▶ Challenge
Write the material out again in full, exactly.

Data items
■ ■ ■

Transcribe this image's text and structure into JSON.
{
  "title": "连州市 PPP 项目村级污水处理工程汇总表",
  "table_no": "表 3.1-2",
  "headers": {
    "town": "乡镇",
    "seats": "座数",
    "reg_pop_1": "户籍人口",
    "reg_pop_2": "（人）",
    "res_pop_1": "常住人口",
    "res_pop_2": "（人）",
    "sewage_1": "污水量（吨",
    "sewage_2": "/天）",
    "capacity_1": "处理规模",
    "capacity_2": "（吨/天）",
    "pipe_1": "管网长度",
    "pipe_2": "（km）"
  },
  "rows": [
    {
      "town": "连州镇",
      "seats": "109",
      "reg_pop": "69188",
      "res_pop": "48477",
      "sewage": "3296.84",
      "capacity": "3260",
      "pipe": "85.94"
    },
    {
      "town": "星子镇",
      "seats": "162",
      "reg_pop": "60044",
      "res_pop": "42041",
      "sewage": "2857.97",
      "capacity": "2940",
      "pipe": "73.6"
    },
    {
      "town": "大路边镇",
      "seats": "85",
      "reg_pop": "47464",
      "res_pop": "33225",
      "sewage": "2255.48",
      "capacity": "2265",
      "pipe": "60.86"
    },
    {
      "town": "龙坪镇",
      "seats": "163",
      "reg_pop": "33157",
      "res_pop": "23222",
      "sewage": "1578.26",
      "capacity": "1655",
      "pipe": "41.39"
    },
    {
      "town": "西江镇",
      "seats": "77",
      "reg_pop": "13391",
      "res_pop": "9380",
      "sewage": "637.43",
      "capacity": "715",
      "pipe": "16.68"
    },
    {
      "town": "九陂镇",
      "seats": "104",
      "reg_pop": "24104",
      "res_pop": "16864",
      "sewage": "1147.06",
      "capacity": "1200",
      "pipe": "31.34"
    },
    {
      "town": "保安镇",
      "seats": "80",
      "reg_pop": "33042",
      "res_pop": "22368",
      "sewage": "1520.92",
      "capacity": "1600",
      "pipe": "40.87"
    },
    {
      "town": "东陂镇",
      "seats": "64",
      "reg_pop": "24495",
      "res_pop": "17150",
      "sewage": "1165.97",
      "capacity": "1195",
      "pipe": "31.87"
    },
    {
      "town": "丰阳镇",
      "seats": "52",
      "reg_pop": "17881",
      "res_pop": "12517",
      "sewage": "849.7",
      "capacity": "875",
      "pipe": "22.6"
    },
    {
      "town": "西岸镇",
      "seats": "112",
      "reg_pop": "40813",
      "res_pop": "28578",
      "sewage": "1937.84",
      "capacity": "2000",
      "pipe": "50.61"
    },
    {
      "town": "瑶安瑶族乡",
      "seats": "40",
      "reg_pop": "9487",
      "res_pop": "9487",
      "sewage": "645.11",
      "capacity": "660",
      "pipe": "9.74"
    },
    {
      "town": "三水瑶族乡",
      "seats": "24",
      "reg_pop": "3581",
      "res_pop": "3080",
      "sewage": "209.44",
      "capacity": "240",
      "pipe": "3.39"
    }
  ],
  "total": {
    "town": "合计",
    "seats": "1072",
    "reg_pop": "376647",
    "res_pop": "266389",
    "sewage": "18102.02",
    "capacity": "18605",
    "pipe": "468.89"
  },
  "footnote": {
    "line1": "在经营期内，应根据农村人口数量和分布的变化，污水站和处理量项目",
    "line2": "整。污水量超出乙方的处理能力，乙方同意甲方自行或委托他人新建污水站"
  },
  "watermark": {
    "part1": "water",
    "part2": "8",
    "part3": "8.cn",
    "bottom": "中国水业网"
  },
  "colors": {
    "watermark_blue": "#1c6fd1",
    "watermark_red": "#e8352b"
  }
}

■ ■ ■

▶ Task solution
Transcribe this image's text and structure into JSON.
{
  "title": "连州市 PPP 项目村级污水处理工程汇总表",
  "table_no": "表 3.1-2",
  "headers": {
    "town": "乡镇",
    "seats": "座数",
    "reg_pop_1": "户籍人口",
    "reg_pop_2": "（人）",
    "res_pop_1": "常住人口",
    "res_pop_2": "（人）",
    "sewage_1": "污水量（吨",
    "sewage_2": "/天）",
    "capacity_1": "处理规模",
    "capacity_2": "（吨/天）",
    "pipe_1": "管网长度",
    "pipe_2": "（km）"
  },
  "rows": [
    {
      "town": "连州镇",
      "seats": "109",
      "reg_pop": "69188",
      "res_pop": "48477",
      "sewage": "3296.84",
      "capacity": "3260",
      "pipe": "85.94"
    },
    {
      "town": "星子镇",
      "seats": "162",
      "reg_pop": "60044",
      "res_pop": "42041",
      "sewage": "2857.97",
      "capacity": "2940",
      "pipe": "73.6"
    },
    {
      "town": "大路边镇",
      "seats": "85",
      "reg_pop": "47464",
      "res_pop": "33225",
      "sewage": "2255.48",
      "capacity": "2265",
      "pipe": "60.86"
    },
    {
      "town": "龙坪镇",
      "seats": "163",
      "reg_pop": "33157",
      "res_pop": "23222",
      "sewage": "1578.26",
      "capacity": "1655",
      "pipe": "41.39"
    },
    {
      "town": "西江镇",
      "seats": "77",
      "reg_pop": "13391",
      "res_pop": "9380",
      "sewage": "637.43",
      "capacity": "715",
      "pipe": "16.68"
    },
    {
      "town": "九陂镇",
      "seats": "104",
      "reg_pop": "24104",
      "res_pop": "16864",
      "sewage": "1147.06",
      "capacity": "1200",
      "pipe": "31.34"
    },
    {
      "town": "保安镇",
      "seats": "80",
      "reg_pop": "33042",
      "res_pop": "22368",
      "sewage": "1520.92",
      "capacity": "1600",
      "pipe": "40.87"
    },
    {
      "town": "东陂镇",
      "seats": "64",
      "reg_pop": "24495",
      "res_pop": "17150",
      "sewage": "1165.97",
      "capacity": "1195",
      "pipe": "31.87"
    },
    {
      "town": "丰阳镇",
      "seats": "52",
      "reg_pop": "17881",
      "res_pop": "12517",
      "sewage": "849.7",
      "capacity": "875",
      "pipe": "22.6"
    },
    {
      "town": "西岸镇",
      "seats": "112",
      "reg_pop": "40813",
      "res_pop": "28578",
      "sewage": "1937.84",
      "capacity": "2000",
      "pipe": "50.61"
    },
    {
      "town": "瑶安瑶族乡",
      "seats": "40",
      "reg_pop": "9487",
      "res_pop": "9487",
      "sewage": "645.11",
      "capacity": "660",
      "pipe": "9.74"
    },
    {
      "town": "三水瑶族乡",
      "seats": "24",
      "reg_pop": "3581",
      "res_pop": "3080",
      "sewage": "209.44",
      "capacity": "240",
      "pipe": "3.39"
    }
  ],
  "total": {
    "town": "合计",
    "seats": "1072",
    "reg_pop": "376647",
    "res_pop": "266389",
    "sewage": "18102.02",
    "capacity": "18605",
    "pipe": "468.89"
  },
  "footnote": {
    "line1": "在经营期内，应根据农村人口数量和分布的变化，污水站和处理量项目",
    "line2": "整。污水量超出乙方的处理能力，乙方同意甲方自行或委托他人新建污水站"
  },
  "watermark": {
    "part1": "water",
    "part2": "8",
    "part3": "8.cn",
    "bottom": "中国水业网"
  },
  "colors": {
    "watermark_blue": "#1c6fd1",
    "watermark_red": "#e8352b"
  }
}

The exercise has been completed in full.